# Required task
Write each line out again exactly as written.
--- Begin Provided entries ---
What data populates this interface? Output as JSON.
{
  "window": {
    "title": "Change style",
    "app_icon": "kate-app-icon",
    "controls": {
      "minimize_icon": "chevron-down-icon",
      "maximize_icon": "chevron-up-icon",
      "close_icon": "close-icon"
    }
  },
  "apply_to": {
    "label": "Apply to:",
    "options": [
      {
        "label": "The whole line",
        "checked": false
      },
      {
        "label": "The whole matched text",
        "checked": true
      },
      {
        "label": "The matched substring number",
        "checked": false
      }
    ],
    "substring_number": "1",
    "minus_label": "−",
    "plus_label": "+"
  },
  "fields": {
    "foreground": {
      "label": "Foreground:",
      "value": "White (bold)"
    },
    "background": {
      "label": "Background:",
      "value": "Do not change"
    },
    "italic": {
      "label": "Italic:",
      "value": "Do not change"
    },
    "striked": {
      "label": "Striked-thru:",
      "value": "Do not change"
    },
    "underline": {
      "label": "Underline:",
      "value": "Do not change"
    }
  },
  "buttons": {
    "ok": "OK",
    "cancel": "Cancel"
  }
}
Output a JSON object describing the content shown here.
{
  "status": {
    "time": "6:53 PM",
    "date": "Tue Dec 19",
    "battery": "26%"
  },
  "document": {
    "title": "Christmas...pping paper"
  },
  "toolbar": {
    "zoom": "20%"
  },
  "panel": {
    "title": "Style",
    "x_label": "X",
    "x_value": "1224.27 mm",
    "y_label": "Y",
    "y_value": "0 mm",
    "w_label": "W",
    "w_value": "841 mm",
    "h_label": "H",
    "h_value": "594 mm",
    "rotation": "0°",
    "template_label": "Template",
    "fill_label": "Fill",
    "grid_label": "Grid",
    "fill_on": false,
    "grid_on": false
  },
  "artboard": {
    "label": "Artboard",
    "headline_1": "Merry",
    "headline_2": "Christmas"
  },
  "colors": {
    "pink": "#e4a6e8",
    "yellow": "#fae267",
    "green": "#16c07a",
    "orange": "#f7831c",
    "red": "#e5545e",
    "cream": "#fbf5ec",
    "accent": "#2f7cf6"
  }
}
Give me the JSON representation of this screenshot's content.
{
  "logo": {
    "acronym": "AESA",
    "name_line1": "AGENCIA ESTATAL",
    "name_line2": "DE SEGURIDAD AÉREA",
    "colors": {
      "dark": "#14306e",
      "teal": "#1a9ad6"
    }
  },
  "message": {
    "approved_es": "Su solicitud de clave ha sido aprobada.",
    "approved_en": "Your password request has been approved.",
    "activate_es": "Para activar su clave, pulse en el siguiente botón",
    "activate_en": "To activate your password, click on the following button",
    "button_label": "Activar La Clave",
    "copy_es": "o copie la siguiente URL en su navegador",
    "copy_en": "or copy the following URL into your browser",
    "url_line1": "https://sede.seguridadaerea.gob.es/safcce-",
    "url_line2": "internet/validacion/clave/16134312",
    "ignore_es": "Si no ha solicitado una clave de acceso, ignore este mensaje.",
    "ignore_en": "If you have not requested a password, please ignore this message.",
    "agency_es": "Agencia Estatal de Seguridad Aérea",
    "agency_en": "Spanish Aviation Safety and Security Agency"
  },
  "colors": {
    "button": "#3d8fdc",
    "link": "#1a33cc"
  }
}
--- End Provided entries ---
# Answer
What data populates this interface? Output as JSON.
{
  "window": {
    "title": "Change style",
    "app_icon": "kate-app-icon",
    "controls": {
      "minimize_icon": "chevron-down-icon",
      "maximize_icon": "chevron-up-icon",
      "close_icon": "close-icon"
    }
  },
  "apply_to": {
    "label": "Apply to:",
    "options": [
      {
        "label": "The whole line",
        "checked": false
      },
      {
        "label": "The whole matched text",
        "checked": true
      },
      {
        "label": "The matched substring number",
        "checked": false
      }
    ],
    "substring_number": "1",
    "minus_label": "−",
    "plus_label": "+"
  },
  "fields": {
    "foreground": {
      "label": "Foreground:",
      "value": "White (bold)"
    },
    "background": {
      "label": "Background:",
      "value": "Do not change"
    },
    "italic": {
      "label": "Italic:",
      "value": "Do not change"
    },
    "striked": {
      "label": "Striked-thru:",
      "value": "Do not change"
    },
    "underline": {
      "label": "Underline:",
      "value": "Do not change"
    }
  },
  "buttons": {
    "ok": "OK",
    "cancel": "Cancel"
  }
}
Output a JSON object describing the content shown here.
{
  "status": {
    "time": "6:53 PM",
    "date": "Tue Dec 19",
    "battery": "26%"
  },
  "document": {
    "title": "Christmas...pping paper"
  },
  "toolbar": {
    "zoom": "20%"
  },
  "panel": {
    "title": "Style",
    "x_label": "X",
    "x_value": "1224.27 mm",
    "y_label": "Y",
    "y_value": "0 mm",
    "w_label": "W",
    "w_value": "841 mm",
    "h_label": "H",
    "h_value": "594 mm",
    "rotation": "0°",
    "template_label": "Template",
    "fill_label": "Fill",
    "grid_label": "Grid",
    "fill_on": false,
    "grid_on": false
  },
  "artboard": {
    "label": "Artboard",
    "headline_1": "Merry",
    "headline_2": "Christmas"
  },
  "colors": {
    "pink": "#e4a6e8",
    "yellow": "#fae267",
    "green": "#16c07a",
    "orange": "#f7831c",
    "red": "#e5545e",
    "cream": "#fbf5ec",
    "accent": "#2f7cf6"
  }
}
Give me the JSON representation of this screenshot's content.
{
  "logo": {
    "acronym": "AESA",
    "name_line1": "AGENCIA ESTATAL",
    "name_line2": "DE SEGURIDAD AÉREA",
    "colors": {
      "dark": "#14306e",
      "teal": "#1a9ad6"
    }
  },
  "message": {
    "approved_es": "Su solicitud de clave ha sido aprobada.",
    "approved_en": "Your password request has been approved.",
    "activate_es": "Para activar su clave, pulse en el siguiente botón",
    "activate_en": "To activate your password, click on the following button",
    "button_label": "Activar La Clave",
    "copy_es": "o copie la siguiente URL en su navegador",
    "copy_en": "or copy the following URL into your browser",
    "url_line1": "https://sede.seguridadaerea.gob.es/safcce-",
    "url_line2": "internet/validacion/clave/16134312",
    "ignore_es": "Si no ha solicitado una clave de acceso, ignore este mensaje.",
    "ignore_en": "If you have not requested a password, please ignore this message.",
    "agency_es": "Agencia Estatal de Seguridad Aérea",
    "agency_en": "Spanish Aviation Safety and Security Agency"
  },
  "colors": {
    "button": "#3d8fdc",
    "link": "#1a33cc"
  }
}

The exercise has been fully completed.